Records from a collection of figures
** BEGIN **

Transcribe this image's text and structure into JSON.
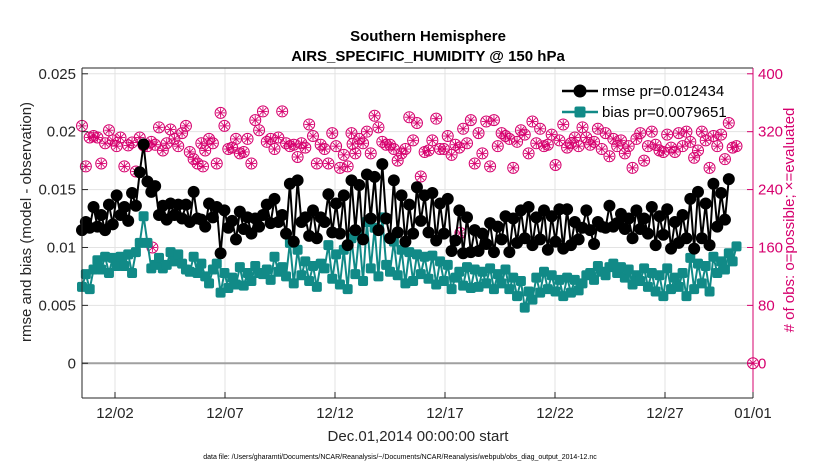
{
  "chart_data": {
    "type": "line",
    "title": "Southern Hemisphere",
    "subtitle": "AIRS_SPECIFIC_HUMIDITY @ 150 hPa",
    "xlabel": "Dec.01,2014 00:00:00 start",
    "ylabel_left": "rmse and bias (model - observation)",
    "ylabel_right": "# of obs: o=possible; ×=evaluated",
    "footnote": "data file: /Users/gharamti/Documents/NCAR/Reanalysis/~/Documents/NCAR/Reanalysis/webpub/obs_diag_output_2014-12.nc",
    "xlim": [
      0.5,
      31.0
    ],
    "ylim_left": [
      -0.003,
      0.0255
    ],
    "ylim_right": [
      -48,
      408
    ],
    "x_ticks": [
      2,
      7,
      12,
      17,
      22,
      27,
      32
    ],
    "x_tick_labels": [
      "12/02",
      "12/07",
      "12/12",
      "12/17",
      "12/22",
      "12/27",
      "01/01"
    ],
    "y_ticks_left": [
      0,
      0.005,
      0.01,
      0.015,
      0.02,
      0.025
    ],
    "y_tick_labels_left": [
      "0",
      "0.005",
      "0.01",
      "0.015",
      "0.02",
      "0.025"
    ],
    "y_ticks_right": [
      0,
      80,
      160,
      240,
      320,
      400
    ],
    "y_tick_labels_right": [
      "0",
      "80",
      "160",
      "240",
      "320",
      "400"
    ],
    "grid": true,
    "legend": {
      "position": "top-right",
      "entries": [
        "rmse pr=0.012434",
        "bias pr=0.0079651"
      ]
    },
    "colors": {
      "rmse": "#000000",
      "bias": "#118a87",
      "obs": "#d6006e",
      "zero_line": "#a0a0a0"
    },
    "series": [
      {
        "name": "rmse",
        "label": "rmse pr=0.012434",
        "values": [
          0.0115,
          0.0122,
          0.0117,
          0.0135,
          0.0118,
          0.0128,
          0.0115,
          0.0137,
          0.012,
          0.0145,
          0.0128,
          0.0135,
          0.0123,
          0.0147,
          0.0136,
          0.0165,
          0.0189,
          0.0157,
          0.0148,
          0.0153,
          0.0128,
          0.0136,
          0.0124,
          0.0138,
          0.0128,
          0.0137,
          0.0125,
          0.0137,
          0.0122,
          0.0148,
          0.0125,
          0.0124,
          0.0118,
          0.0138,
          0.0126,
          0.0135,
          0.0095,
          0.0132,
          0.0117,
          0.0123,
          0.0107,
          0.0131,
          0.0116,
          0.0126,
          0.0112,
          0.0125,
          0.0118,
          0.0128,
          0.0137,
          0.0121,
          0.0142,
          0.0122,
          0.0128,
          0.0112,
          0.0155,
          0.0105,
          0.0158,
          0.0122,
          0.0126,
          0.011,
          0.0132,
          0.0108,
          0.0126,
          0.0122,
          0.0146,
          0.0113,
          0.0138,
          0.0112,
          0.0145,
          0.0102,
          0.0158,
          0.0115,
          0.0154,
          0.0107,
          0.0163,
          0.0125,
          0.0161,
          0.0115,
          0.0172,
          0.0125,
          0.0108,
          0.0158,
          0.0113,
          0.0145,
          0.0105,
          0.0137,
          0.0112,
          0.0152,
          0.0123,
          0.0145,
          0.0113,
          0.0147,
          0.0106,
          0.0138,
          0.0112,
          0.0142,
          0.0097,
          0.0106,
          0.0132,
          0.0095,
          0.0126,
          0.0096,
          0.0115,
          0.0097,
          0.0112,
          0.0103,
          0.0121,
          0.0096,
          0.0118,
          0.0107,
          0.0127,
          0.0096,
          0.0125,
          0.0104,
          0.0132,
          0.0108,
          0.0135,
          0.0102,
          0.0126,
          0.0107,
          0.0132,
          0.0098,
          0.0127,
          0.0105,
          0.0133,
          0.0099,
          0.0133,
          0.0102,
          0.0122,
          0.0107,
          0.0117,
          0.0132,
          0.0115,
          0.0103,
          0.0122,
          0.0118,
          0.0117,
          0.0136,
          0.0118,
          0.0121,
          0.0129,
          0.0116,
          0.0125,
          0.0108,
          0.0132,
          0.0116,
          0.0125,
          0.0112,
          0.0135,
          0.0102,
          0.0127,
          0.0111,
          0.0133,
          0.0099,
          0.0122,
          0.0104,
          0.0128,
          0.0108,
          0.0142,
          0.0099,
          0.0148,
          0.0108,
          0.0138,
          0.0102,
          0.0155,
          0.0118,
          0.0147,
          0.0124,
          0.0159
        ],
        "x_start": 0.5,
        "x_step": 0.175
      },
      {
        "name": "bias",
        "label": "bias pr=0.0079651",
        "values": [
          0.0066,
          0.0077,
          0.0064,
          0.0081,
          0.0089,
          0.0081,
          0.0092,
          0.0078,
          0.0091,
          0.0084,
          0.0092,
          0.0084,
          0.0094,
          0.0078,
          0.0096,
          0.0104,
          0.0127,
          0.0104,
          0.0082,
          0.0085,
          0.0091,
          0.0082,
          0.0085,
          0.0096,
          0.0088,
          0.0094,
          0.0086,
          0.0081,
          0.0079,
          0.0092,
          0.0078,
          0.0086,
          0.0075,
          0.0069,
          0.0081,
          0.0086,
          0.0061,
          0.0078,
          0.0065,
          0.0074,
          0.0068,
          0.0083,
          0.0067,
          0.0078,
          0.0071,
          0.0084,
          0.0078,
          0.0077,
          0.0081,
          0.0072,
          0.0092,
          0.0079,
          0.0083,
          0.0075,
          0.0104,
          0.0069,
          0.0098,
          0.0076,
          0.0088,
          0.0071,
          0.0084,
          0.0066,
          0.0086,
          0.0082,
          0.0102,
          0.0073,
          0.0094,
          0.0068,
          0.0098,
          0.0064,
          0.0108,
          0.0077,
          0.0111,
          0.0071,
          0.0122,
          0.0082,
          0.0117,
          0.0075,
          0.0126,
          0.0085,
          0.0079,
          0.0105,
          0.0076,
          0.0098,
          0.0069,
          0.0096,
          0.0071,
          0.0094,
          0.0077,
          0.0092,
          0.0073,
          0.0093,
          0.0068,
          0.0088,
          0.0071,
          0.0085,
          0.0064,
          0.0074,
          0.0079,
          0.0067,
          0.0083,
          0.0065,
          0.0081,
          0.0066,
          0.0079,
          0.0069,
          0.0082,
          0.0064,
          0.0077,
          0.0069,
          0.0081,
          0.0064,
          0.0074,
          0.0058,
          0.0071,
          0.0048,
          0.0062,
          0.0055,
          0.0074,
          0.0061,
          0.0079,
          0.0064,
          0.0076,
          0.0062,
          0.0072,
          0.0058,
          0.0074,
          0.0061,
          0.0072,
          0.0063,
          0.0069,
          0.0076,
          0.0078,
          0.0072,
          0.0084,
          0.0079,
          0.0076,
          0.0083,
          0.0086,
          0.0078,
          0.0083,
          0.0074,
          0.0081,
          0.0068,
          0.0076,
          0.0071,
          0.0082,
          0.0066,
          0.0078,
          0.0062,
          0.0076,
          0.0058,
          0.0082,
          0.0064,
          0.0074,
          0.0066,
          0.0078,
          0.0058,
          0.0091,
          0.0064,
          0.0086,
          0.0069,
          0.0084,
          0.0062,
          0.0092,
          0.0078,
          0.0088,
          0.0081,
          0.0095,
          0.0088,
          0.0101
        ],
        "x_start": 0.5,
        "x_step": 0.175
      },
      {
        "name": "obs_possible",
        "label": "# of obs possible",
        "values": [
          328,
          272,
          312,
          314,
          312,
          276,
          304,
          322,
          308,
          300,
          312,
          272,
          301,
          305,
          265,
          312,
          301,
          300,
          306,
          302,
          326,
          294,
          304,
          323,
          310,
          300,
          318,
          328,
          292,
          282,
          276,
          304,
          294,
          310,
          304,
          276,
          346,
          328,
          296,
          298,
          310,
          290,
          292,
          310,
          276,
          336,
          322,
          348,
          306,
          310,
          296,
          312,
          348,
          304,
          300,
          302,
          285,
          304,
          298,
          330,
          314,
          276,
          302,
          296,
          276,
          318,
          300,
          270,
          288,
          272,
          318,
          290,
          310,
          304,
          320,
          290,
          342,
          326,
          306,
          302,
          302,
          296,
          280,
          290,
          296,
          340,
          308,
          332,
          258,
          292,
          294,
          308,
          338,
          296,
          296,
          314,
          288,
          302,
          298,
          324,
          304,
          336,
          276,
          318,
          290,
          334,
          272,
          336,
          300,
          318,
          314,
          310,
          270,
          306,
          322,
          316,
          290,
          334,
          304,
          324,
          300,
          302,
          316,
          274,
          308,
          330,
          298,
          304,
          312,
          300,
          326,
          312,
          302,
          306,
          324,
          296,
          318,
          286,
          310,
          300,
          308,
          290,
          300,
          270,
          310,
          318,
          280,
          300,
          320,
          302,
          294,
          292,
          316,
          298,
          292,
          318,
          300,
          320,
          306,
          284,
          294,
          320,
          308,
          270,
          314,
          300,
          316,
          282,
          332,
          298,
          300
        ],
        "x_start": 0.5,
        "x_step": 0.175
      },
      {
        "name": "obs_evaluated_marks",
        "label": "# of obs evaluated (extra marks)",
        "points": [
          [
            3.7,
            160
          ],
          [
            6.0,
            272
          ],
          [
            17.7,
            180
          ],
          [
            12.8,
            303
          ]
        ]
      }
    ],
    "extra_right_point": {
      "x": 31.0,
      "value": 0
    }
  }
}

** END **

▶ Given problem: In the entries above, find each line with the word "bias" and copy it.

▶ Reply:
    "ylabel_left": "rmse and bias (model - observation)",
        "bias pr=0.0079651"
      "bias": "#118a87",
        "name": "bias",
        "label": "bias pr=0.0079651",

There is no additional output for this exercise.